In the lines from the first one up to and including the line with "- segment-gfp: GFP: [264, 16, 322, 29]", switch "green-stained-cell" to "gfp-stained-cell" and write out only those lines, leaving everything else unchanged.

— Start of Supplied data —

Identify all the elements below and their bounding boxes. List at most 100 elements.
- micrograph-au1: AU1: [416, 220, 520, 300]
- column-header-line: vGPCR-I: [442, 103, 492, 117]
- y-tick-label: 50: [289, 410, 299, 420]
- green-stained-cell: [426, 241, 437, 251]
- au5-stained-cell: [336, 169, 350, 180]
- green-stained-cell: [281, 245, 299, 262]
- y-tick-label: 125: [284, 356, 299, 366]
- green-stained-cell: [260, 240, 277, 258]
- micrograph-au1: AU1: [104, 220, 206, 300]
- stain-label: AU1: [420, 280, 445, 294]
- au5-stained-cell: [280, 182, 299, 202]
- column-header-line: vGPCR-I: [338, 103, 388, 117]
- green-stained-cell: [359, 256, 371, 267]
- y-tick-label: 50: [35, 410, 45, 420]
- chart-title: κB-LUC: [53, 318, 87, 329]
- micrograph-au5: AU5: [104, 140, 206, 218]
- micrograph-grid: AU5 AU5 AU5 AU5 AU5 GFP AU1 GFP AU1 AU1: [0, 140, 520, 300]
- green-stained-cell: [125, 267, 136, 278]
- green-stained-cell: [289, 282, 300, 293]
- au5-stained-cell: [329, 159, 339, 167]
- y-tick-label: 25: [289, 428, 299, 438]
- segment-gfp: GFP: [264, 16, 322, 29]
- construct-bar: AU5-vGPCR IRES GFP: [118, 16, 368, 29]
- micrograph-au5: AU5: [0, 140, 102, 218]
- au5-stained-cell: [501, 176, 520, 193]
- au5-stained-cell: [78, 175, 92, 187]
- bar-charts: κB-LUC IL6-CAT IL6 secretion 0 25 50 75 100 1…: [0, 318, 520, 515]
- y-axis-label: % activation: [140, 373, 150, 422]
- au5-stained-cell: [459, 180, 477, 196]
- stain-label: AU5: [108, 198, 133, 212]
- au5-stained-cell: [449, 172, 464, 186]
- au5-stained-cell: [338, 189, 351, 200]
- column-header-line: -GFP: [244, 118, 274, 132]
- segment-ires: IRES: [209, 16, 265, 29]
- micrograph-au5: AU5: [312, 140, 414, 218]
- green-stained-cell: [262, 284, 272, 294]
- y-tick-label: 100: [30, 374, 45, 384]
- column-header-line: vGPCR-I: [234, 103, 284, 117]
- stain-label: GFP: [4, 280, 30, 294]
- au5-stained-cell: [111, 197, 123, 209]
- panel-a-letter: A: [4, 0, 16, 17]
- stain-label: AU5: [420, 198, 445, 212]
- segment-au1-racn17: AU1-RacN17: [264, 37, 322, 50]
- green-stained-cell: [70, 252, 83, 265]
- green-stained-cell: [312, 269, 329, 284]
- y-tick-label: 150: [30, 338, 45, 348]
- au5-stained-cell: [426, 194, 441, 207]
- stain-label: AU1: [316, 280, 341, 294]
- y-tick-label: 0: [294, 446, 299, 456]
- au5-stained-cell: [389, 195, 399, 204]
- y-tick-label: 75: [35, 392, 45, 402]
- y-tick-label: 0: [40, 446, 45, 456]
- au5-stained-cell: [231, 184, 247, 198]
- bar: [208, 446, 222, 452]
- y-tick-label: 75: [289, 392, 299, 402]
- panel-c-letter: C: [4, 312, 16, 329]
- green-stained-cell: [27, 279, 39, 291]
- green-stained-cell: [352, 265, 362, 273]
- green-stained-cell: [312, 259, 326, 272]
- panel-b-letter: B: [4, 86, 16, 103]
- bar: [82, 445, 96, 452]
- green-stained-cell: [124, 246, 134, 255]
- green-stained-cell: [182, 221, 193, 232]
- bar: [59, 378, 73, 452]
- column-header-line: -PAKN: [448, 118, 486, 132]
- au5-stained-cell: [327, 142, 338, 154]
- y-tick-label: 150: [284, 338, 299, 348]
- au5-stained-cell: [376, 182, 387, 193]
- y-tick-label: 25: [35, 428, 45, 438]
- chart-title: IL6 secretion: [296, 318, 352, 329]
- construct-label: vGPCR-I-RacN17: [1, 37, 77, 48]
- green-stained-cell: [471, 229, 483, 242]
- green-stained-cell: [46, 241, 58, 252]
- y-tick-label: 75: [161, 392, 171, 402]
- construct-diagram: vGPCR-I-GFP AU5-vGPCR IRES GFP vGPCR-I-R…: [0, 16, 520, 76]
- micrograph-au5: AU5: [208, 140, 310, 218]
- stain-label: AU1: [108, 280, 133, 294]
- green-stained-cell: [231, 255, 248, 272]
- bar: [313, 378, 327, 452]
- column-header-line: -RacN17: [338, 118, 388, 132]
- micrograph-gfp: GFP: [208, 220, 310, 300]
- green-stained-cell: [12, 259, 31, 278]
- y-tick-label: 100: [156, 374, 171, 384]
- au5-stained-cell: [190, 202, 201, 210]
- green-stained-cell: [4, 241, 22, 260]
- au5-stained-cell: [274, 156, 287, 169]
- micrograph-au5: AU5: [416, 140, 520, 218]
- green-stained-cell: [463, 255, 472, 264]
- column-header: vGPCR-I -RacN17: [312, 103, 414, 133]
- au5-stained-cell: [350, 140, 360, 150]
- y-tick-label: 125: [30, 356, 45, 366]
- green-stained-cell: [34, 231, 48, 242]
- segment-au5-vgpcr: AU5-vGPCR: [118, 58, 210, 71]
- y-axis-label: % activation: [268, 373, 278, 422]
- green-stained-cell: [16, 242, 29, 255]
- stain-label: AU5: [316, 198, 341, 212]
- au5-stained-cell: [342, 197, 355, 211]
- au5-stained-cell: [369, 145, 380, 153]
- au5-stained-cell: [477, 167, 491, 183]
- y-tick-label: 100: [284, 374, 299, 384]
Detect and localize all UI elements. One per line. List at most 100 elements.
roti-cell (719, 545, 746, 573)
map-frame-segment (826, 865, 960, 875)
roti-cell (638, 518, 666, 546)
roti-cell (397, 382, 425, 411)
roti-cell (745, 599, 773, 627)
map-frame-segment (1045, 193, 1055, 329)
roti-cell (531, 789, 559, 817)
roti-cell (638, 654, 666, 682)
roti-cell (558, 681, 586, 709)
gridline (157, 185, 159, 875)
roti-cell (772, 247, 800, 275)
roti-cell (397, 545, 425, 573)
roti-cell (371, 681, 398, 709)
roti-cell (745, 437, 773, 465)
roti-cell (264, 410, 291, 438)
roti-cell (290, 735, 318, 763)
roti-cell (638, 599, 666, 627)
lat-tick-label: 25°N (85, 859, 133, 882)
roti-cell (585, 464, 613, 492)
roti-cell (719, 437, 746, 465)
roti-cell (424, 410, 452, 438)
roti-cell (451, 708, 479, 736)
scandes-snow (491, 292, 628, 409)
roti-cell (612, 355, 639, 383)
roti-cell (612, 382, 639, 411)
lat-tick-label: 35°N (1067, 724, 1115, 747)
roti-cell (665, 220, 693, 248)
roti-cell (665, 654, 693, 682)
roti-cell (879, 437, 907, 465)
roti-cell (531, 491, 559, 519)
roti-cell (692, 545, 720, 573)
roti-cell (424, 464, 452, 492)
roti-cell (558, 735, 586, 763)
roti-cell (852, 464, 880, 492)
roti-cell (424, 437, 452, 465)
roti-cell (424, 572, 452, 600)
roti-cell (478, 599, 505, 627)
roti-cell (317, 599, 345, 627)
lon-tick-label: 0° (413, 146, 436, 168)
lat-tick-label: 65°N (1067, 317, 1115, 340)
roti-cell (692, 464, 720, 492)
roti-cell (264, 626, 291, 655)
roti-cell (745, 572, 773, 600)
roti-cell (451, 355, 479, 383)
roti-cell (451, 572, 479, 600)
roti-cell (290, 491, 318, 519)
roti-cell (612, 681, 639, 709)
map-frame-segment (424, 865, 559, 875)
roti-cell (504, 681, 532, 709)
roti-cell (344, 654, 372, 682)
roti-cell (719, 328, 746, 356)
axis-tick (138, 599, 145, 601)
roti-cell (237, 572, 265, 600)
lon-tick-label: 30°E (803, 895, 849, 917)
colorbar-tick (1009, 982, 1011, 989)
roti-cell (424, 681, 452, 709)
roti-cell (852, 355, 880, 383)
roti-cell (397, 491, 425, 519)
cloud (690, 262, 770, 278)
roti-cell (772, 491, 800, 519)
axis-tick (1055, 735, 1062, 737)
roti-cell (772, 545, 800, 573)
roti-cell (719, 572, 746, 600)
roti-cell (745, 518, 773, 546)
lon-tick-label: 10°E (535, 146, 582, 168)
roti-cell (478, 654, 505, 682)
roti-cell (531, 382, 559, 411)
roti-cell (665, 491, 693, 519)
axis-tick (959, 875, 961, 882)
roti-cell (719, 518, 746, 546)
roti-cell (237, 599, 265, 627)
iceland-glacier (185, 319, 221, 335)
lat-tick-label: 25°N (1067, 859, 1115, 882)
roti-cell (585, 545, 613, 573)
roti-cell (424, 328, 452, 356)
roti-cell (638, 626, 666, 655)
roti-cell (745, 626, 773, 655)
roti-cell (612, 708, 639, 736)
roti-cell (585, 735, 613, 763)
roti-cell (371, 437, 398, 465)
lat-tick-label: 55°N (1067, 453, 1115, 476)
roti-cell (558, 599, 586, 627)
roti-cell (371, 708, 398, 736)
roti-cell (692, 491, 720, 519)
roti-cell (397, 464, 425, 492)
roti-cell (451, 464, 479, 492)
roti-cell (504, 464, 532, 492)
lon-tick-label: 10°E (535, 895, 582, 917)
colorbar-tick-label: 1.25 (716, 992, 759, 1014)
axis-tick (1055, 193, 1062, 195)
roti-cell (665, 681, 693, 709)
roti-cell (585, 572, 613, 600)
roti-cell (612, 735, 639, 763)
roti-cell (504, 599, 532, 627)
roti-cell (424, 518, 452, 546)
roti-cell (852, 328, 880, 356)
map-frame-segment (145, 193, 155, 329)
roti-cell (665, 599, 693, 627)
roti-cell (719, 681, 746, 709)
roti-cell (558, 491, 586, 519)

— End of Supplied data —

* Reply to the task *
Identify all the elements below and their bounding boxes. List at most 100 elements.
- micrograph-au1: AU1: [416, 220, 520, 300]
- column-header-line: vGPCR-I: [442, 103, 492, 117]
- y-tick-label: 50: [289, 410, 299, 420]
- gfp-stained-cell: [426, 241, 437, 251]
- au5-stained-cell: [336, 169, 350, 180]
- gfp-stained-cell: [281, 245, 299, 262]
- y-tick-label: 125: [284, 356, 299, 366]
- gfp-stained-cell: [260, 240, 277, 258]
- micrograph-au1: AU1: [104, 220, 206, 300]
- stain-label: AU1: [420, 280, 445, 294]
- au5-stained-cell: [280, 182, 299, 202]
- column-header-line: vGPCR-I: [338, 103, 388, 117]
- gfp-stained-cell: [359, 256, 371, 267]
- y-tick-label: 50: [35, 410, 45, 420]
- chart-title: κB-LUC: [53, 318, 87, 329]
- micrograph-au5: AU5: [104, 140, 206, 218]
- micrograph-grid: AU5 AU5 AU5 AU5 AU5 GFP AU1 GFP AU1 AU1: [0, 140, 520, 300]
- gfp-stained-cell: [125, 267, 136, 278]
- gfp-stained-cell: [289, 282, 300, 293]
- au5-stained-cell: [329, 159, 339, 167]
- y-tick-label: 25: [289, 428, 299, 438]
- segment-gfp: GFP: [264, 16, 322, 29]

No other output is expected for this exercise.